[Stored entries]

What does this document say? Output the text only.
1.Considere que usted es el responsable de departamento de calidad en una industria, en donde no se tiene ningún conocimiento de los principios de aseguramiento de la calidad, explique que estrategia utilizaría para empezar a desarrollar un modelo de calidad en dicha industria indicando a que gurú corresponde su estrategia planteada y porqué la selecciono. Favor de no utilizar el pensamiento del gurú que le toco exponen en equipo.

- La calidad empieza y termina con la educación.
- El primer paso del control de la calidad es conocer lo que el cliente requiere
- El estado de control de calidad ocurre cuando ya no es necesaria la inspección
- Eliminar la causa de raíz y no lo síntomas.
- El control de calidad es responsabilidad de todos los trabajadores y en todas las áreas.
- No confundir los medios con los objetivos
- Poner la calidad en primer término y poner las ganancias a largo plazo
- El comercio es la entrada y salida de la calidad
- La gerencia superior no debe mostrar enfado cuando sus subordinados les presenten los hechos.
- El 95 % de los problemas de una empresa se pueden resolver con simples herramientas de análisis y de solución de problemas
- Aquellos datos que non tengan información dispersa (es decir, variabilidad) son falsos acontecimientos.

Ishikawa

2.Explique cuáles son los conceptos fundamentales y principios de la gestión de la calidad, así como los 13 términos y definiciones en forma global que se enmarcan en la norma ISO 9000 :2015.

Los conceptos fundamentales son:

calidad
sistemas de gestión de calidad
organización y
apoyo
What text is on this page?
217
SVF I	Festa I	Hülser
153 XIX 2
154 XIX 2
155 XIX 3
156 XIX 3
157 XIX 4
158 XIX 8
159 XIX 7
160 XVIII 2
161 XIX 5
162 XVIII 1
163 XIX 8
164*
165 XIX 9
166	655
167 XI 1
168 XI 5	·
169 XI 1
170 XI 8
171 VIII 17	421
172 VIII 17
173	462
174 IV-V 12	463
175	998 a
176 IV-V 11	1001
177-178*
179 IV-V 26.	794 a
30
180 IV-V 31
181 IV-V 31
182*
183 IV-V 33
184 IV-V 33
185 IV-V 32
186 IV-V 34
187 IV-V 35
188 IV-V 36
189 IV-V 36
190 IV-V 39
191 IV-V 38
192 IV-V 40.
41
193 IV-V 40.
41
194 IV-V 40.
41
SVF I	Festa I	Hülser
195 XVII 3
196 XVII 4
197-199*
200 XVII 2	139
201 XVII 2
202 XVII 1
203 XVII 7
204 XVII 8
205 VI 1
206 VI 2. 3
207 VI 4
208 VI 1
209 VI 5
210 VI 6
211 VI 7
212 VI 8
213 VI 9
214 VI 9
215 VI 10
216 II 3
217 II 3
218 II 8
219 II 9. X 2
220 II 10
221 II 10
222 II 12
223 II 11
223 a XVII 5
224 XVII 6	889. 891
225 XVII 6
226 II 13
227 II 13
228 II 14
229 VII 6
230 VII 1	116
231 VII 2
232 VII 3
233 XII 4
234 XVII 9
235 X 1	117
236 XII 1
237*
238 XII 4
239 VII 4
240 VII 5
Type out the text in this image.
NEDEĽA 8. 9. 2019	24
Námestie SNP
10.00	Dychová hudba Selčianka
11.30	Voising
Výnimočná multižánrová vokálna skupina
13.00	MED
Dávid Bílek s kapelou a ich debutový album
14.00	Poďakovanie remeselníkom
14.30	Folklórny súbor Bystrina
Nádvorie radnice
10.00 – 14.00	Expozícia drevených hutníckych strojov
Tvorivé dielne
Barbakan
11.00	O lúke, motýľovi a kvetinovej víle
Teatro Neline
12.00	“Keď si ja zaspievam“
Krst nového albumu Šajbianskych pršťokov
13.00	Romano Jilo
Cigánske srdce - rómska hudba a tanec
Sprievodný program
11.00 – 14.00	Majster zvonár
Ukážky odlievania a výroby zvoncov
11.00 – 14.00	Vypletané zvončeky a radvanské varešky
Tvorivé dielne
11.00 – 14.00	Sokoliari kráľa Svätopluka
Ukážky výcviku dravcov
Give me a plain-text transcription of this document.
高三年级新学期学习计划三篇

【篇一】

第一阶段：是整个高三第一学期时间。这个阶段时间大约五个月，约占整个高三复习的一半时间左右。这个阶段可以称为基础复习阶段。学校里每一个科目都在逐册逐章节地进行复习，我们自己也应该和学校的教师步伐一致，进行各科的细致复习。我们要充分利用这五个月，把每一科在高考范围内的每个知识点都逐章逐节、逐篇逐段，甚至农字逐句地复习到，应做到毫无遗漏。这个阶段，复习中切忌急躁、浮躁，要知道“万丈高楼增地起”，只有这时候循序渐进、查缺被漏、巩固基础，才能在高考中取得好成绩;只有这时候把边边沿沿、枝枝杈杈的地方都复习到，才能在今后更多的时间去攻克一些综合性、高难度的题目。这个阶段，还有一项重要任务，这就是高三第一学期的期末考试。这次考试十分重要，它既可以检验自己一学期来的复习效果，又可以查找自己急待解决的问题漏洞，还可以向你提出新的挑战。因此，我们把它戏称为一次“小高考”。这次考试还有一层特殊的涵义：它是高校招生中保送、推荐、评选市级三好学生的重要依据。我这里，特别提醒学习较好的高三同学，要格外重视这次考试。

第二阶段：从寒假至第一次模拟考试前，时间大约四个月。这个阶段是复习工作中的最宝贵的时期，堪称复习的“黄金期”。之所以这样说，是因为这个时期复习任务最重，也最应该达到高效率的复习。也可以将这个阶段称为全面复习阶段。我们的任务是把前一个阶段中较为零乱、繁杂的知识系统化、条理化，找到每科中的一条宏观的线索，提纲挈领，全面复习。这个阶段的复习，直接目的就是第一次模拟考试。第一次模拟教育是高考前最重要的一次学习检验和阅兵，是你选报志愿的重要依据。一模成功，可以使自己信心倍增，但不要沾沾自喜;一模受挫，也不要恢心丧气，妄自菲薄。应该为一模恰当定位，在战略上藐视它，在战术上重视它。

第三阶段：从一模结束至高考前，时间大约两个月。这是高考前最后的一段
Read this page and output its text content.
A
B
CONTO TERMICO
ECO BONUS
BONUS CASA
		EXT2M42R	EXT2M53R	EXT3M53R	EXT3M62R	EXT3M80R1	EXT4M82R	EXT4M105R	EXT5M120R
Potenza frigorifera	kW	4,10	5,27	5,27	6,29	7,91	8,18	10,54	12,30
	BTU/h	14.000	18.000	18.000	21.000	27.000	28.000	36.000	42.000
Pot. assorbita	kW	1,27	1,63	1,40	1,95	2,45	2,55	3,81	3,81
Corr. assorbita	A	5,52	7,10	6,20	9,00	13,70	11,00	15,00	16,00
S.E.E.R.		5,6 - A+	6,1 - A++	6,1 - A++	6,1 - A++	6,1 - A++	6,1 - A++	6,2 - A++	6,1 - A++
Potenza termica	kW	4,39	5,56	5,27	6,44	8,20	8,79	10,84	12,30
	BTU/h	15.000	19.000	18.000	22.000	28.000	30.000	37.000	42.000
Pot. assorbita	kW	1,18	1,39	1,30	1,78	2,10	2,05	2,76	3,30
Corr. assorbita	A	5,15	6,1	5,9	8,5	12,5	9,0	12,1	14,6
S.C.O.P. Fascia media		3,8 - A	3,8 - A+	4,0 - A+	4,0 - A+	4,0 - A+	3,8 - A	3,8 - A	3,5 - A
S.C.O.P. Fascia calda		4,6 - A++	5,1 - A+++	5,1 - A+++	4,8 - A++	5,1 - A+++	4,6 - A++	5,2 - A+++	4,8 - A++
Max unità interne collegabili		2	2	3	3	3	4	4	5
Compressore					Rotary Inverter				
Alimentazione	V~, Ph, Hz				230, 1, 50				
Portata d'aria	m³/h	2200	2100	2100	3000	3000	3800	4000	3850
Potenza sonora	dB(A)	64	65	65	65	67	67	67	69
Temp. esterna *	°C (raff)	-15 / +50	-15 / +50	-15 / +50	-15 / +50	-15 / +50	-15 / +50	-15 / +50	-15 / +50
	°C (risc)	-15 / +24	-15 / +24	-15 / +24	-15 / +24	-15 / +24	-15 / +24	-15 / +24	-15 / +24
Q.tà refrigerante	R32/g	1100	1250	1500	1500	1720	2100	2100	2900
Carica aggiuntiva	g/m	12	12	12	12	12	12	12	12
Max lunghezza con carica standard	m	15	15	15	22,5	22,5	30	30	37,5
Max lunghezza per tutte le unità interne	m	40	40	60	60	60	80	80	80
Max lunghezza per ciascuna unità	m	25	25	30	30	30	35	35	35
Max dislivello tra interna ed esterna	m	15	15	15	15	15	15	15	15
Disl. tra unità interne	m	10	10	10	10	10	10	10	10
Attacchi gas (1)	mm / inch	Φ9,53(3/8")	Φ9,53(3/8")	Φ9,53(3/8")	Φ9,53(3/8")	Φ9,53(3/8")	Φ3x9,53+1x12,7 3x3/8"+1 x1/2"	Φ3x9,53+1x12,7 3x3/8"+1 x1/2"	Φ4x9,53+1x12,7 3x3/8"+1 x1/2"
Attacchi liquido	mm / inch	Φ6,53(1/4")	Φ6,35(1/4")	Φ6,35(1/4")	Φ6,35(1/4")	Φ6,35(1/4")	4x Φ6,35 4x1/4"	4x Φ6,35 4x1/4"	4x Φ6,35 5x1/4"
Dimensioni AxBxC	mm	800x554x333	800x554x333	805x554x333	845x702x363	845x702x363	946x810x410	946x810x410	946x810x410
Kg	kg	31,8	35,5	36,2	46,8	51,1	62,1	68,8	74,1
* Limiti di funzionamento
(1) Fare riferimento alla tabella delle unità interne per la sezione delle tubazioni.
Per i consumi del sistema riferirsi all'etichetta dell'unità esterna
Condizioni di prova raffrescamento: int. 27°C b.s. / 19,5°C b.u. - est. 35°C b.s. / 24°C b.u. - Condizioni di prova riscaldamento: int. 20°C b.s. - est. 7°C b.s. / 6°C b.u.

Aim: What is the number of lines in the records that contain the word "esterna"? Answer with the number and nothing else.

Output: 3